▸ EXERCISE BRIEF
Reproduce the records below in their entirety, character for character.
---
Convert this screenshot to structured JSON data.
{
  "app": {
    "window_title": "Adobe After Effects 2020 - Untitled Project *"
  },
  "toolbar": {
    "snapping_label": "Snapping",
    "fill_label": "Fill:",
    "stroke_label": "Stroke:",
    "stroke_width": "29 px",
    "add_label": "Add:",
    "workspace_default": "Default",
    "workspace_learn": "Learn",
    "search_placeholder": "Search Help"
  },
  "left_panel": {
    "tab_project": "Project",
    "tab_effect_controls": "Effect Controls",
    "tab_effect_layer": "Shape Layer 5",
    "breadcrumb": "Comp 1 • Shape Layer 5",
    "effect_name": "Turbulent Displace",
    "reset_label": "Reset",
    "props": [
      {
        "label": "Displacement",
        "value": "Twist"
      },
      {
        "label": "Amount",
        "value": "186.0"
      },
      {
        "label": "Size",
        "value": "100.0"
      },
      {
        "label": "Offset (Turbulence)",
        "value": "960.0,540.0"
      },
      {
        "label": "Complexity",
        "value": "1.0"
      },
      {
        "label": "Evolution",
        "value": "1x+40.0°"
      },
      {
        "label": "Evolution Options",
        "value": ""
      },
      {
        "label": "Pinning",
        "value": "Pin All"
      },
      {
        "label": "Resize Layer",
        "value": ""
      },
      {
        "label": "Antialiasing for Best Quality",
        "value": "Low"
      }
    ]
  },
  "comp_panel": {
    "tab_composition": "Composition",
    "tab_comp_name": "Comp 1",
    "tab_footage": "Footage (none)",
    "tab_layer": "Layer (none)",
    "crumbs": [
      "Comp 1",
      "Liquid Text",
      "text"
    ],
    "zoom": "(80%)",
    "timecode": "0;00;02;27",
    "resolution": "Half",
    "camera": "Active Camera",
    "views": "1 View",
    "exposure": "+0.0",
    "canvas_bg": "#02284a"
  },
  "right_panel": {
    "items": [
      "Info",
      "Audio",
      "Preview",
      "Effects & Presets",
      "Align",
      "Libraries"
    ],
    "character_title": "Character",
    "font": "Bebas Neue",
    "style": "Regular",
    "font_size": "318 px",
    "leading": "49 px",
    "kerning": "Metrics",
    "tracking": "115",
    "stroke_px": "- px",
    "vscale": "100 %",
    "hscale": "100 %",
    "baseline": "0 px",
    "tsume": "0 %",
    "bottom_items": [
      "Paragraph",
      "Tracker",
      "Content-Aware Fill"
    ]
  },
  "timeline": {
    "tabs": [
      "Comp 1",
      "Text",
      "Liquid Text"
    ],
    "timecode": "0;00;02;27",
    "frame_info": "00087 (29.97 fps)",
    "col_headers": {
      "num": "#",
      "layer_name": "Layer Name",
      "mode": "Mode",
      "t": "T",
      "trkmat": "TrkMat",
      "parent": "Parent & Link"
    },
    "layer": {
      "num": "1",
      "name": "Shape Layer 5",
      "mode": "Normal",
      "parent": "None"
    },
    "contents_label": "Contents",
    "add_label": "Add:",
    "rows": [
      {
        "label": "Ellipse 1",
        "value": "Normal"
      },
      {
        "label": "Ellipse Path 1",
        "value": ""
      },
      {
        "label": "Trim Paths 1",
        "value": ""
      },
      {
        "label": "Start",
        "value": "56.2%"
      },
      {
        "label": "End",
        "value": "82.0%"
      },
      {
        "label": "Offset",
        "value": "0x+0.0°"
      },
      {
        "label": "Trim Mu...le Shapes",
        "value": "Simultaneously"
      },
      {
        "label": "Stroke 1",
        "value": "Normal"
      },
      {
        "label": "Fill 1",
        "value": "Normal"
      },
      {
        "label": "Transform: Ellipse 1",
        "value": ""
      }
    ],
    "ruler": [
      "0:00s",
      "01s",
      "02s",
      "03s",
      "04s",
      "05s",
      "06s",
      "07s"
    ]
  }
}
---
▸ THE RESPONSE
Convert this screenshot to structured JSON data.
{
  "app": {
    "window_title": "Adobe After Effects 2020 - Untitled Project *"
  },
  "toolbar": {
    "snapping_label": "Snapping",
    "fill_label": "Fill:",
    "stroke_label": "Stroke:",
    "stroke_width": "29 px",
    "add_label": "Add:",
    "workspace_default": "Default",
    "workspace_learn": "Learn",
    "search_placeholder": "Search Help"
  },
  "left_panel": {
    "tab_project": "Project",
    "tab_effect_controls": "Effect Controls",
    "tab_effect_layer": "Shape Layer 5",
    "breadcrumb": "Comp 1 • Shape Layer 5",
    "effect_name": "Turbulent Displace",
    "reset_label": "Reset",
    "props": [
      {
        "label": "Displacement",
        "value": "Twist"
      },
      {
        "label": "Amount",
        "value": "186.0"
      },
      {
        "label": "Size",
        "value": "100.0"
      },
      {
        "label": "Offset (Turbulence)",
        "value": "960.0,540.0"
      },
      {
        "label": "Complexity",
        "value": "1.0"
      },
      {
        "label": "Evolution",
        "value": "1x+40.0°"
      },
      {
        "label": "Evolution Options",
        "value": ""
      },
      {
        "label": "Pinning",
        "value": "Pin All"
      },
      {
        "label": "Resize Layer",
        "value": ""
      },
      {
        "label": "Antialiasing for Best Quality",
        "value": "Low"
      }
    ]
  },
  "comp_panel": {
    "tab_composition": "Composition",
    "tab_comp_name": "Comp 1",
    "tab_footage": "Footage (none)",
    "tab_layer": "Layer (none)",
    "crumbs": [
      "Comp 1",
      "Liquid Text",
      "text"
    ],
    "zoom": "(80%)",
    "timecode": "0;00;02;27",
    "resolution": "Half",
    "camera": "Active Camera",
    "views": "1 View",
    "exposure": "+0.0",
    "canvas_bg": "#02284a"
  },
  "right_panel": {
    "items": [
      "Info",
      "Audio",
      "Preview",
      "Effects & Presets",
      "Align",
      "Libraries"
    ],
    "character_title": "Character",
    "font": "Bebas Neue",
    "style": "Regular",
    "font_size": "318 px",
    "leading": "49 px",
    "kerning": "Metrics",
    "tracking": "115",
    "stroke_px": "- px",
    "vscale": "100 %",
    "hscale": "100 %",
    "baseline": "0 px",
    "tsume": "0 %",
    "bottom_items": [
      "Paragraph",
      "Tracker",
      "Content-Aware Fill"
    ]
  },
  "timeline": {
    "tabs": [
      "Comp 1",
      "Text",
      "Liquid Text"
    ],
    "timecode": "0;00;02;27",
    "frame_info": "00087 (29.97 fps)",
    "col_headers": {
      "num": "#",
      "layer_name": "Layer Name",
      "mode": "Mode",
      "t": "T",
      "trkmat": "TrkMat",
      "parent": "Parent & Link"
    },
    "layer": {
      "num": "1",
      "name": "Shape Layer 5",
      "mode": "Normal",
      "parent": "None"
    },
    "contents_label": "Contents",
    "add_label": "Add:",
    "rows": [
      {
        "label": "Ellipse 1",
        "value": "Normal"
      },
      {
        "label": "Ellipse Path 1",
        "value": ""
      },
      {
        "label": "Trim Paths 1",
        "value": ""
      },
      {
        "label": "Start",
        "value": "56.2%"
      },
      {
        "label": "End",
        "value": "82.0%"
      },
      {
        "label": "Offset",
        "value": "0x+0.0°"
      },
      {
        "label": "Trim Mu...le Shapes",
        "value": "Simultaneously"
      },
      {
        "label": "Stroke 1",
        "value": "Normal"
      },
      {
        "label": "Fill 1",
        "value": "Normal"
      },
      {
        "label": "Transform: Ellipse 1",
        "value": ""
      }
    ],
    "ruler": [
      "0:00s",
      "01s",
      "02s",
      "03s",
      "04s",
      "05s",
      "06s",
      "07s"
    ]
  }
}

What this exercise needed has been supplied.